- [OBJECTIF A]
Dans les enregistrements, du début jusqu'à la ligne contenant « - header-tagline: —全网资源每日更新: [303, 82, 520, 110] » incluse, remplacez « site-header » par « page-header » sans rien modifier d'autre, puis redonnez uniquement ces lignes.

- [PASSAGE EXTRAIT]
Le Socialiste, 22 octobre 1887

Extrait du site marxists.org cet article est assez tonique et tranche évidemment avec le discours de nos « socialistes » actuels. Ce n’est pas M. Jack Lang ou Mme Ségolène Royal qui dénonceront demain les méfaits de l’instruction publique et la « religion du Capital » comme la « pire des religions » que l’on enseigne à l’Ecole ! (Ni patrie ni frontières)

Article mis en ligne le 18 juin 2017

La laïcisation de l’instruction primaire, dont ne veut pas notre République bourgeoise, n’est que la substitution d’une religion à une autre. C’est la foi capitaliste qu’il s’agit de mettre, dans le cerveau en formation de la France ouvrière, au lieu et place de la foi chrétienne, pour la plus grande sécurité et pour le plus grand profit de ses exploiteurs économiques et politiques.
Il suffit pour s’en convaincre, d’avoir des enfants dans les écoles communales et de jeter les yeux sur les manuels qui leur sont mis en mains.
C’est ainsi que personnellement j’ai dû feuilleter la Première année d’instruction morale et civique, d’un nommé Pierre Laloi. Et dans cet ouvrage – « compris, s’il vous plaît, dans la liste annexée à la circulaire ministérielle du 17 novembre 1883, et fourni gratuitement par la Ville de Paris à ses écoles communales », – j’ai vu ceci, qu’au lieu d’apprendre à mes fils, comme dans les écoles congréganistes, à « aimer » et à « servir » un Dieu imaginaire, on leur apprenait à « aimer » et à « servir » – ce qui n’est pas imaginaire, hélas ! – les actionnaires de la Compagnie d’Anzin, les gabelous de M. Rouvier et la triple étoile d’un Galliffet ou d’un Boulanger ramassée dans le sang fédéré.

- [OBJECTIF B]
Poursuivez l'article sur la laïcisation de l'instruction primaire à partir de l'endroit où il s'arrête.

- [ENTRÉES EXTRAITES]
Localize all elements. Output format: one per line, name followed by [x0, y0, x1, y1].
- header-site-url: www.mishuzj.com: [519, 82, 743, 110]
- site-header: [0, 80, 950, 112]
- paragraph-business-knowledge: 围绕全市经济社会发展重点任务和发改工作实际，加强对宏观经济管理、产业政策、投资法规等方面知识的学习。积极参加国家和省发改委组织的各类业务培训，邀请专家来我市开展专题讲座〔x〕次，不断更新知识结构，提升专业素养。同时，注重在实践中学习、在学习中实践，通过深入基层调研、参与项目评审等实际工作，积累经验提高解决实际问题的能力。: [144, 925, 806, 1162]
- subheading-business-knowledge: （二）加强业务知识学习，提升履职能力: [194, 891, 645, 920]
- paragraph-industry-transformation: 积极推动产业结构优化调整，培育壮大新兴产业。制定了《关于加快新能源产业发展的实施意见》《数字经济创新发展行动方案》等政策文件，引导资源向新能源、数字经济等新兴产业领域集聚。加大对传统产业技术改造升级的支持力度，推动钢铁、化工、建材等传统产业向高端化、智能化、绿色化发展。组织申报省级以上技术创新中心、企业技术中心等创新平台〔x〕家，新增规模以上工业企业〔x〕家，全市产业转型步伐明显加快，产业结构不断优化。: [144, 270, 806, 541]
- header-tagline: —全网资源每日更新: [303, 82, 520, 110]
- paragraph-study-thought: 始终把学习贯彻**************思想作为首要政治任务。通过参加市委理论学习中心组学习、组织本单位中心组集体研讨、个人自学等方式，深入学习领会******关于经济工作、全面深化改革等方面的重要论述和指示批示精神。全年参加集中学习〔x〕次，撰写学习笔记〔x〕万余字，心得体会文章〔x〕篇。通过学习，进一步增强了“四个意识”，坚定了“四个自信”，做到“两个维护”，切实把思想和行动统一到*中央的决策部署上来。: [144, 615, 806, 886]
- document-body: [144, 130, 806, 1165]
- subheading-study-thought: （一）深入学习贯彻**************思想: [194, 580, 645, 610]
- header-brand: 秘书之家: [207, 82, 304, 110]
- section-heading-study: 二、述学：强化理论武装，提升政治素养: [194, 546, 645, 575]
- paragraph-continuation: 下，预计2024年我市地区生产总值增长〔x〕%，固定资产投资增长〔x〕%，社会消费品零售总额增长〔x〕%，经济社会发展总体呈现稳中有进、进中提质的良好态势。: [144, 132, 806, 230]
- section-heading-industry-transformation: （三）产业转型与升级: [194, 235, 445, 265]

- [RÉPONSE FINALE A]
Localize all elements. Output format: one per line, name followed by [x0, y0, x1, y1].
- header-site-url: www.mishuzj.com: [519, 82, 743, 110]
- page-header: [0, 80, 950, 112]
- paragraph-business-knowledge: 围绕全市经济社会发展重点任务和发改工作实际，加强对宏观经济管理、产业政策、投资法规等方面知识的学习。积极参加国家和省发改委组织的各类业务培训，邀请专家来我市开展专题讲座〔x〕次，不断更新知识结构，提升专业素养。同时，注重在实践中学习、在学习中实践，通过深入基层调研、参与项目评审等实际工作，积累经验提高解决实际问题的能力。: [144, 925, 806, 1162]
- subheading-business-knowledge: （二）加强业务知识学习，提升履职能力: [194, 891, 645, 920]
- paragraph-industry-transformation: 积极推动产业结构优化调整，培育壮大新兴产业。制定了《关于加快新能源产业发展的实施意见》《数字经济创新发展行动方案》等政策文件，引导资源向新能源、数字经济等新兴产业领域集聚。加大对传统产业技术改造升级的支持力度，推动钢铁、化工、建材等传统产业向高端化、智能化、绿色化发展。组织申报省级以上技术创新中心、企业技术中心等创新平台〔x〕家，新增规模以上工业企业〔x〕家，全市产业转型步伐明显加快，产业结构不断优化。: [144, 270, 806, 541]
- header-tagline: —全网资源每日更新: [303, 82, 520, 110]

- [RÉPONSE FINALE B]
Au lieu du miracle d’un Dieu « créant le monde en six jours », ce qu’on enseigne à nos petits, c’est le miracle du Capital donnant, avec du travail, « la vie aux pauvres gens » et appelé à jouir de son œuvre « en les voyant passer le dimanche avec leurs belles blouses propres » et en se disant : « C’est moi qui ai fait cela ! » (p. 41.)
Au lieu du miracle de la Rédemption de l’humanité par la collaboration d’une vierge et d’un pigeon, c’est le miracle de la Rédemption de la classe ouvrière par le petit sou épargné et placé dès l’enfance – lequel sou ne peut se transformer en louis d’or pour les uns que par le vol du produit du travail des autres.
Au lieu du mystère de la « très sainte et très indivisible Trinité », c’est le mystère de la valeur reproductive de l’Argent, au moyen de sa conversion en titres de rente ou en actions.
Au lieu du mystère de l’Incarnation, c’est le mystère de « la Concurrence profitant à tout le monde parce qu’elle oblige le travailleur à produire (lisez à se vendre) à meilleur marché » (p. 46).
Ce qu’on veut, sous prétexte d’instruction – et ce qui ressort de toutes les pages de ce livre – c’est façonner dès six ou sept ans les prolétaires de demain à leur misère, en leur prêchant « l’inégalité des conditions comme ne pouvant être évitée » (p. 42).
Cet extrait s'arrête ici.